(RECORDS FOR THE TASK)
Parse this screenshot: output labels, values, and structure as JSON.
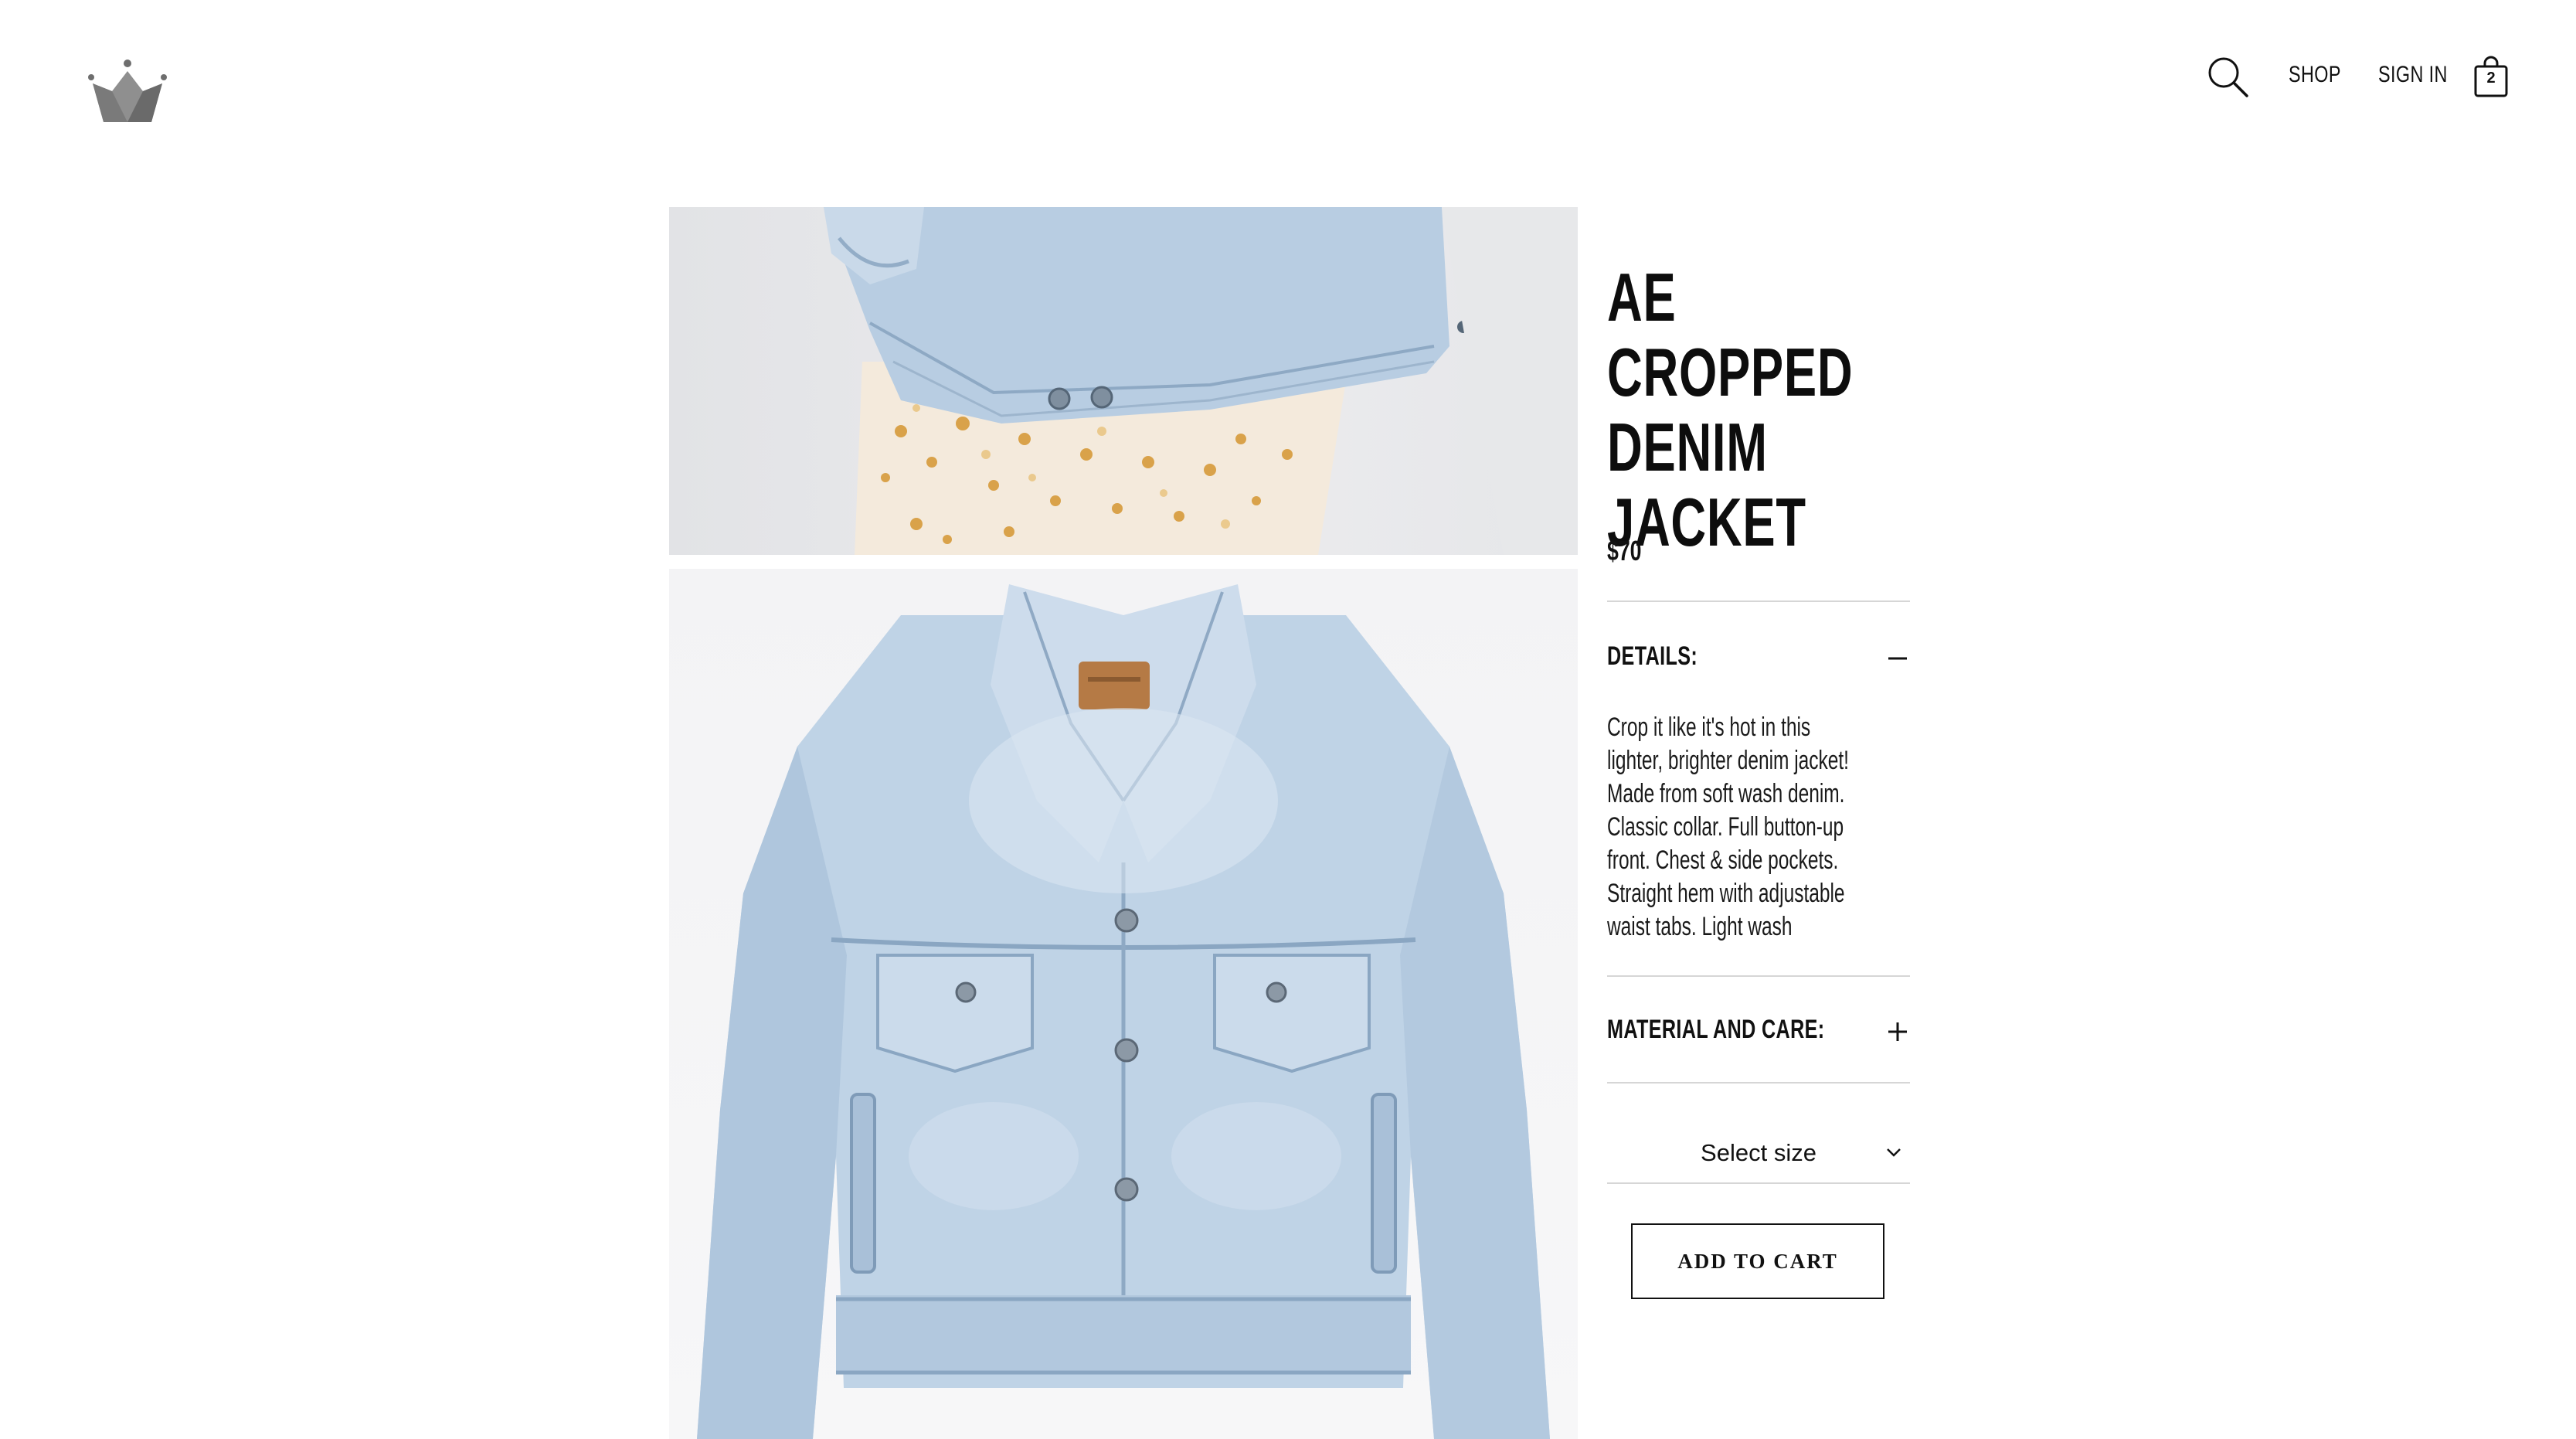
{
  "header": {
    "logo_icon": "crown-logo-icon",
    "search_icon": "search-icon",
    "shop_label": "SHOP",
    "signin_label": "SIGN IN",
    "bag_icon": "shopping-bag-icon",
    "bag_count": "2"
  },
  "gallery": {
    "images": [
      {
        "alt_subject": "denim jacket hem over floral skirt"
      },
      {
        "alt_subject": "light wash cropped denim jacket flat lay"
      }
    ]
  },
  "product": {
    "title_lines": [
      "AE CROPPED",
      "DENIM",
      "JACKET"
    ],
    "price": "$70",
    "details_heading": "DETAILS:",
    "details_toggle": "minus-icon",
    "details_text_lines": [
      "Crop it like it's hot in this",
      "lighter, brighter denim jacket!",
      "Made from soft wash denim.",
      "Classic collar. Full button-up",
      "front. Chest & side pockets.",
      "Straight hem with adjustable",
      "waist tabs. Light wash"
    ],
    "material_heading": "MATERIAL AND CARE:",
    "material_toggle": "plus-icon",
    "size_select": {
      "selected": "Select size",
      "icon": "chevron-down-icon"
    },
    "add_to_cart_label": "ADD TO CART"
  },
  "colors": {
    "text": "#111111",
    "divider": "#d6d6d6",
    "denim": "#b9cde0",
    "background": "#ffffff"
  }
}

(AIM) Quote the material in full and exactly; do not carry over its pictures.

(FINAL RESULT)
Parse this screenshot: output labels, values, and structure as JSON.
{
  "header": {
    "logo_icon": "crown-logo-icon",
    "search_icon": "search-icon",
    "shop_label": "SHOP",
    "signin_label": "SIGN IN",
    "bag_icon": "shopping-bag-icon",
    "bag_count": "2"
  },
  "gallery": {
    "images": [
      {
        "alt_subject": "denim jacket hem over floral skirt"
      },
      {
        "alt_subject": "light wash cropped denim jacket flat lay"
      }
    ]
  },
  "product": {
    "title_lines": [
      "AE CROPPED",
      "DENIM",
      "JACKET"
    ],
    "price": "$70",
    "details_heading": "DETAILS:",
    "details_toggle": "minus-icon",
    "details_text_lines": [
      "Crop it like it's hot in this",
      "lighter, brighter denim jacket!",
      "Made from soft wash denim.",
      "Classic collar. Full button-up",
      "front. Chest & side pockets.",
      "Straight hem with adjustable",
      "waist tabs. Light wash"
    ],
    "material_heading": "MATERIAL AND CARE:",
    "material_toggle": "plus-icon",
    "size_select": {
      "selected": "Select size",
      "icon": "chevron-down-icon"
    },
    "add_to_cart_label": "ADD TO CART"
  },
  "colors": {
    "text": "#111111",
    "divider": "#d6d6d6",
    "denim": "#b9cde0",
    "background": "#ffffff"
  }
}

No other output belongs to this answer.